Drop the pictures, then extract the listing word for word.

··· DATA EXTRACT

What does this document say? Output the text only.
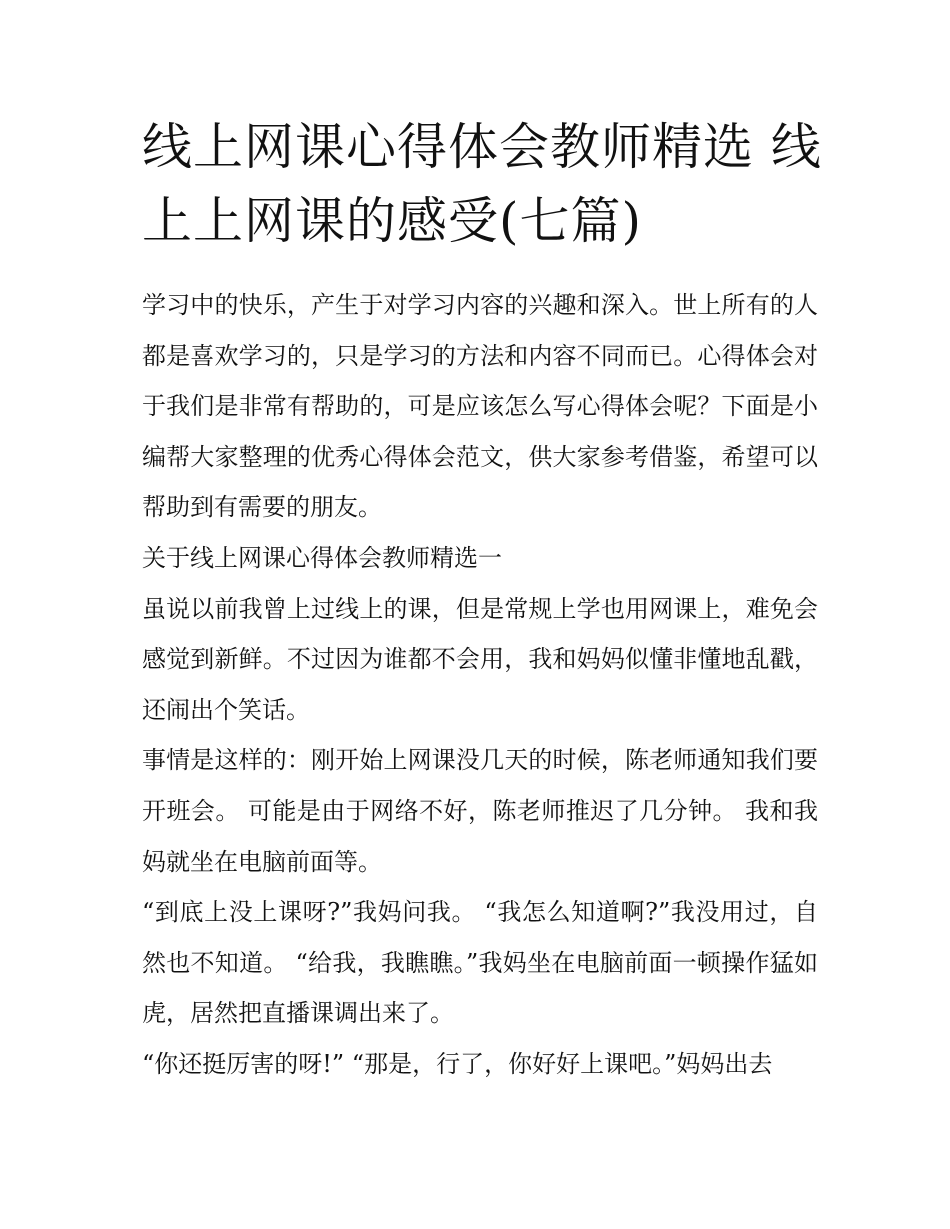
线上网课心得体会教师精选 线上上网课的感受(七篇)

学习中的快乐，产生于对学习内容的兴趣和深入。世上所有的人都是喜欢学习的，只是学习的方法和内容不同而已。心得体会对于我们是非常有帮助的，可是应该怎么写心得体会呢？下面是小编帮大家整理的优秀心得体会范文，供大家参考借鉴，希望可以帮助到有需要的朋友。

关于线上网课心得体会教师精选一

虽说以前我曾上过线上的课，但是常规上学也用网课上，难免会感觉到新鲜。不过因为谁都不会用，我和妈妈似懂非懂地乱戳，还闹出个笑话。

事情是这样的：刚开始上网课没几天的时候，陈老师通知我们要开班会。 可能是由于网络不好，陈老师推迟了几分钟。 我和我妈就坐在电脑前面等。

“到底上没上课呀?”我妈问我。 “我怎么知道啊?”我没用过，自然也不知道。 “给我，我瞧瞧。”我妈坐在电脑前面一顿操作猛如虎，居然把直播课调出来了。

“你还挺厉害的呀!” “那是，行了，你好好上课吧。”妈妈出去
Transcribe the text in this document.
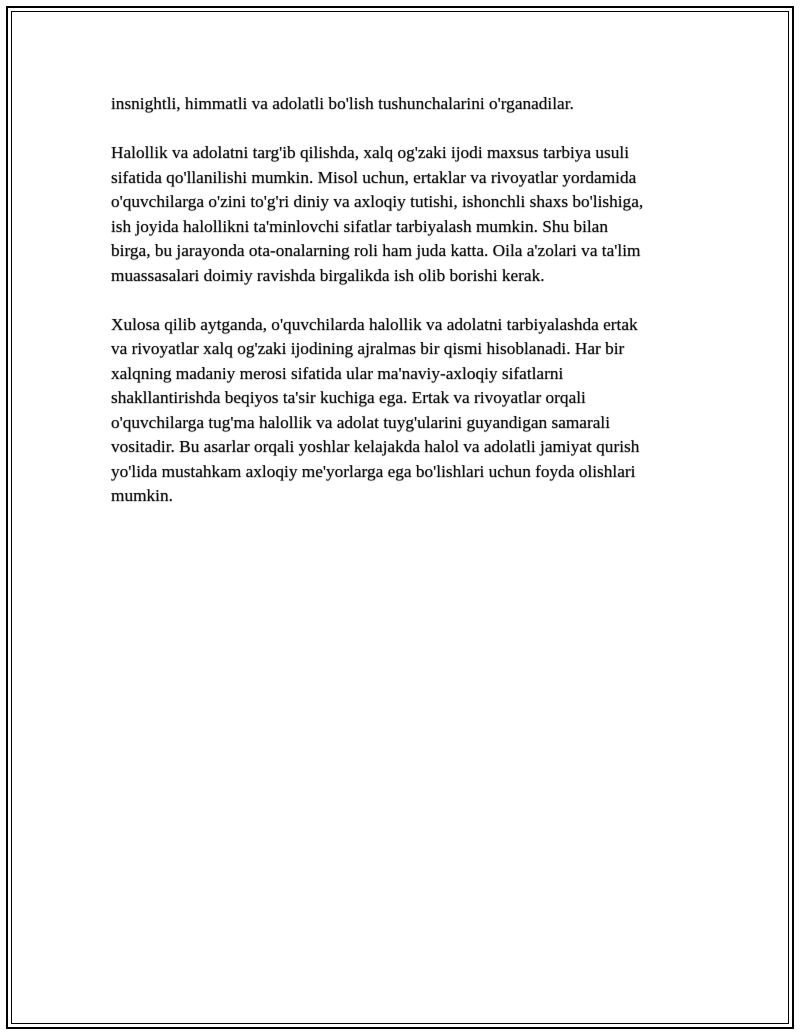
insnightli, himmatli va adolatli bo'lish tushunchalarini o'rganadilar.

Halollik va adolatni targ'ib qilishda, xalq og'zaki ijodi maxsus tarbiya usuli
sifatida qo'llanilishi mumkin. Misol uchun, ertaklar va rivoyatlar yordamida
o'quvchilarga o'zini to'g'ri diniy va axloqiy tutishi, ishonchli shaxs bo'lishiga,
ish joyida halollikni ta'minlovchi sifatlar tarbiyalash mumkin. Shu bilan
birga, bu jarayonda ota-onalarning roli ham juda katta. Oila a'zolari va ta'lim
muassasalari doimiy ravishda birgalikda ish olib borishi kerak.

Xulosa qilib aytganda, o'quvchilarda halollik va adolatni tarbiyalashda ertak
va rivoyatlar xalq og'zaki ijodining ajralmas bir qismi hisoblanadi. Har bir
xalqning madaniy merosi sifatida ular ma'naviy-axloqiy sifatlarni
shakllantirishda beqiyos ta'sir kuchiga ega. Ertak va rivoyatlar orqali
o'quvchilarga tug'ma halollik va adolat tuyg'ularini guyandigan samarali
vositadir. Bu asarlar orqali yoshlar kelajakda halol va adolatli jamiyat qurish
yo'lida mustahkam axloqiy me'yorlarga ega bo'lishlari uchun foyda olishlari
mumkin.
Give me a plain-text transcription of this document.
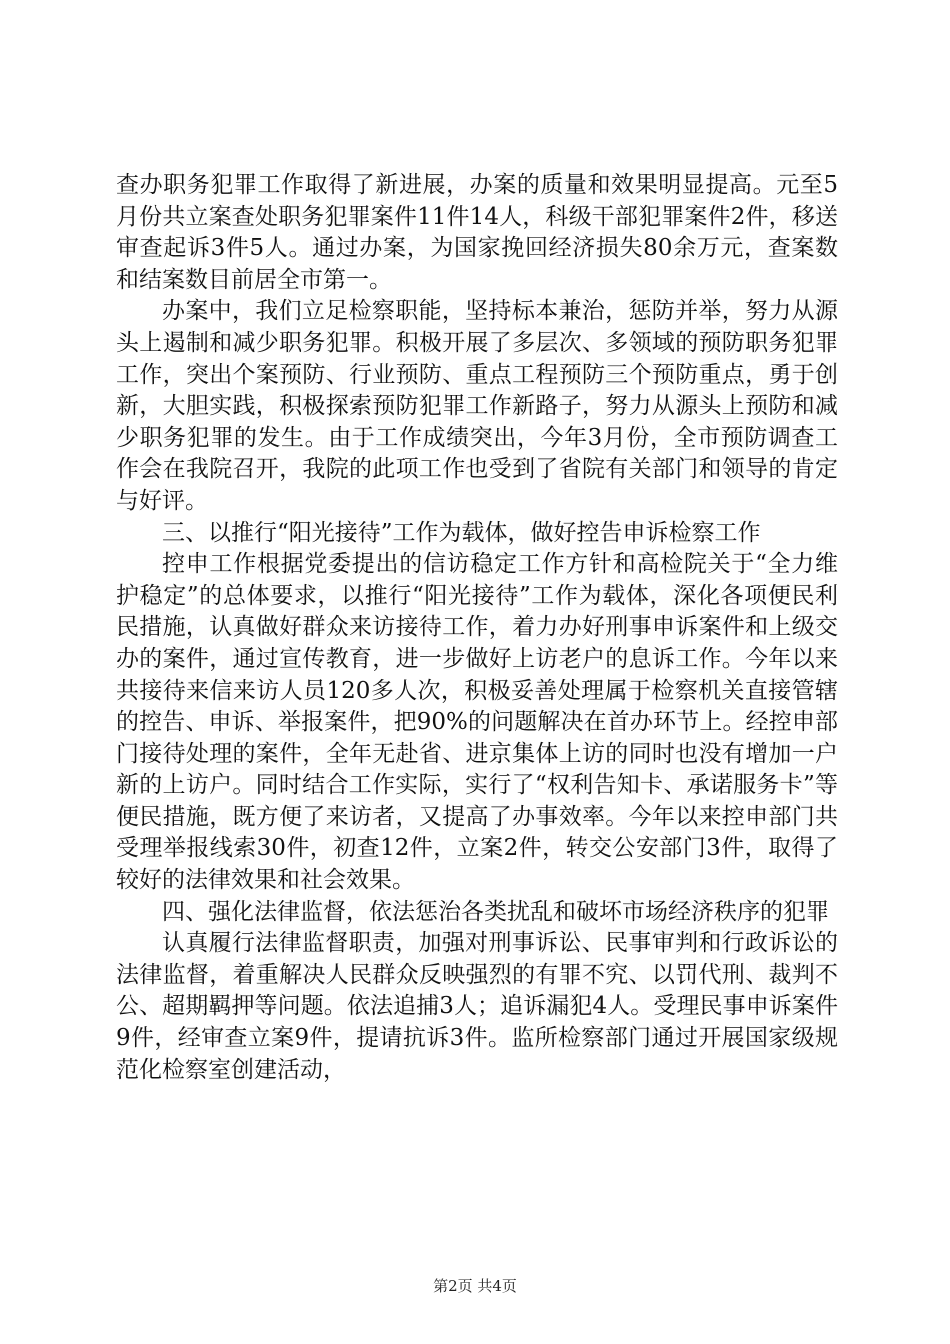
查办职务犯罪工作取得了新进展，办案的质量和效果明显提高。元至5月份共立案查处职务犯罪案件11件14人，科级干部犯罪案件2件，移送审查起诉3件5人。通过办案，为国家挽回经济损失80余万元，查案数和结案数目前居全市第一。

办案中，我们立足检察职能，坚持标本兼治，惩防并举，努力从源头上遏制和减少职务犯罪。积极开展了多层次、多领域的预防职务犯罪工作，突出个案预防、行业预防、重点工程预防三个预防重点，勇于创新，大胆实践，积极探索预防犯罪工作新路子，努力从源头上预防和减少职务犯罪的发生。由于工作成绩突出，今年3月份，全市预防调查工作会在我院召开，我院的此项工作也受到了省院有关部门和领导的肯定与好评。

三、以推行“阳光接待”工作为载体，做好控告申诉检察工作

控申工作根据党委提出的信访稳定工作方针和高检院关于“全力维护稳定”的总体要求，以推行“阳光接待”工作为载体，深化各项便民利民措施，认真做好群众来访接待工作，着力办好刑事申诉案件和上级交办的案件，通过宣传教育，进一步做好上访老户的息诉工作。今年以来共接待来信来访人员120多人次，积极妥善处理属于检察机关直接管辖的控告、申诉、举报案件，把90%的问题解决在首办环节上。经控申部门接待处理的案件，全年无赴省、进京集体上访的同时也没有增加一户新的上访户。同时结合工作实际，实行了“权利告知卡、承诺服务卡”等便民措施，既方便了来访者，又提高了办事效率。今年以来控申部门共受理举报线索30件，初查12件，立案2件，转交公安部门3件，取得了较好的法律效果和社会效果。

四、强化法律监督，依法惩治各类扰乱和破坏市场经济秩序的犯罪

认真履行法律监督职责，加强对刑事诉讼、民事审判和行政诉讼的法律监督，着重解决人民群众反映强烈的有罪不究、以罚代刑、裁判不公、超期羁押等问题。依法追捕3人；追诉漏犯4人。受理民事申诉案件9件，经审查立案9件，提请抗诉3件。监所检察部门通过开展国家级规范化检察室创建活动，

第2页 共4页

······

◆ **ANSWER TO THIS PROBLEM**:
What does this document say? Output the text only.
线上网课心得体会教师精选 线上上网课的感受(七篇)

学习中的快乐，产生于对学习内容的兴趣和深入。世上所有的人都是喜欢学习的，只是学习的方法和内容不同而已。心得体会对于我们是非常有帮助的，可是应该怎么写心得体会呢？下面是小编帮大家整理的优秀心得体会范文，供大家参考借鉴，希望可以帮助到有需要的朋友。

关于线上网课心得体会教师精选一

虽说以前我曾上过线上的课，但是常规上学也用网课上，难免会感觉到新鲜。不过因为谁都不会用，我和妈妈似懂非懂地乱戳，还闹出个笑话。

事情是这样的：刚开始上网课没几天的时候，陈老师通知我们要开班会。 可能是由于网络不好，陈老师推迟了几分钟。 我和我妈就坐在电脑前面等。

“到底上没上课呀?”我妈问我。 “我怎么知道啊?”我没用过，自然也不知道。 “给我，我瞧瞧。”我妈坐在电脑前面一顿操作猛如虎，居然把直播课调出来了。

“你还挺厉害的呀!” “那是，行了，你好好上课吧。”妈妈出去
Transcribe the text in this document.
insnightli, himmatli va adolatli bo'lish tushunchalarini o'rganadilar.

Halollik va adolatni targ'ib qilishda, xalq og'zaki ijodi maxsus tarbiya usuli
sifatida qo'llanilishi mumkin. Misol uchun, ertaklar va rivoyatlar yordamida
o'quvchilarga o'zini to'g'ri diniy va axloqiy tutishi, ishonchli shaxs bo'lishiga,
ish joyida halollikni ta'minlovchi sifatlar tarbiyalash mumkin. Shu bilan
birga, bu jarayonda ota-onalarning roli ham juda katta. Oila a'zolari va ta'lim
muassasalari doimiy ravishda birgalikda ish olib borishi kerak.

Xulosa qilib aytganda, o'quvchilarda halollik va adolatni tarbiyalashda ertak
va rivoyatlar xalq og'zaki ijodining ajralmas bir qismi hisoblanadi. Har bir
xalqning madaniy merosi sifatida ular ma'naviy-axloqiy sifatlarni
shakllantirishda beqiyos ta'sir kuchiga ega. Ertak va rivoyatlar orqali
o'quvchilarga tug'ma halollik va adolat tuyg'ularini guyandigan samarali
vositadir. Bu asarlar orqali yoshlar kelajakda halol va adolatli jamiyat qurish
yo'lida mustahkam axloqiy me'yorlarga ega bo'lishlari uchun foyda olishlari
mumkin.
Give me a plain-text transcription of this document.
查办职务犯罪工作取得了新进展，办案的质量和效果明显提高。元至5月份共立案查处职务犯罪案件11件14人，科级干部犯罪案件2件，移送审查起诉3件5人。通过办案，为国家挽回经济损失80余万元，查案数和结案数目前居全市第一。

办案中，我们立足检察职能，坚持标本兼治，惩防并举，努力从源头上遏制和减少职务犯罪。积极开展了多层次、多领域的预防职务犯罪工作，突出个案预防、行业预防、重点工程预防三个预防重点，勇于创新，大胆实践，积极探索预防犯罪工作新路子，努力从源头上预防和减少职务犯罪的发生。由于工作成绩突出，今年3月份，全市预防调查工作会在我院召开，我院的此项工作也受到了省院有关部门和领导的肯定与好评。

三、以推行“阳光接待”工作为载体，做好控告申诉检察工作

控申工作根据党委提出的信访稳定工作方针和高检院关于“全力维护稳定”的总体要求，以推行“阳光接待”工作为载体，深化各项便民利民措施，认真做好群众来访接待工作，着力办好刑事申诉案件和上级交办的案件，通过宣传教育，进一步做好上访老户的息诉工作。今年以来共接待来信来访人员120多人次，积极妥善处理属于检察机关直接管辖的控告、申诉、举报案件，把90%的问题解决在首办环节上。经控申部门接待处理的案件，全年无赴省、进京集体上访的同时也没有增加一户新的上访户。同时结合工作实际，实行了“权利告知卡、承诺服务卡”等便民措施，既方便了来访者，又提高了办事效率。今年以来控申部门共受理举报线索30件，初查12件，立案2件，转交公安部门3件，取得了较好的法律效果和社会效果。

四、强化法律监督，依法惩治各类扰乱和破坏市场经济秩序的犯罪

认真履行法律监督职责，加强对刑事诉讼、民事审判和行政诉讼的法律监督，着重解决人民群众反映强烈的有罪不究、以罚代刑、裁判不公、超期羁押等问题。依法追捕3人；追诉漏犯4人。受理民事申诉案件9件，经审查立案9件，提请抗诉3件。监所检察部门通过开展国家级规范化检察室创建活动，

第2页 共4页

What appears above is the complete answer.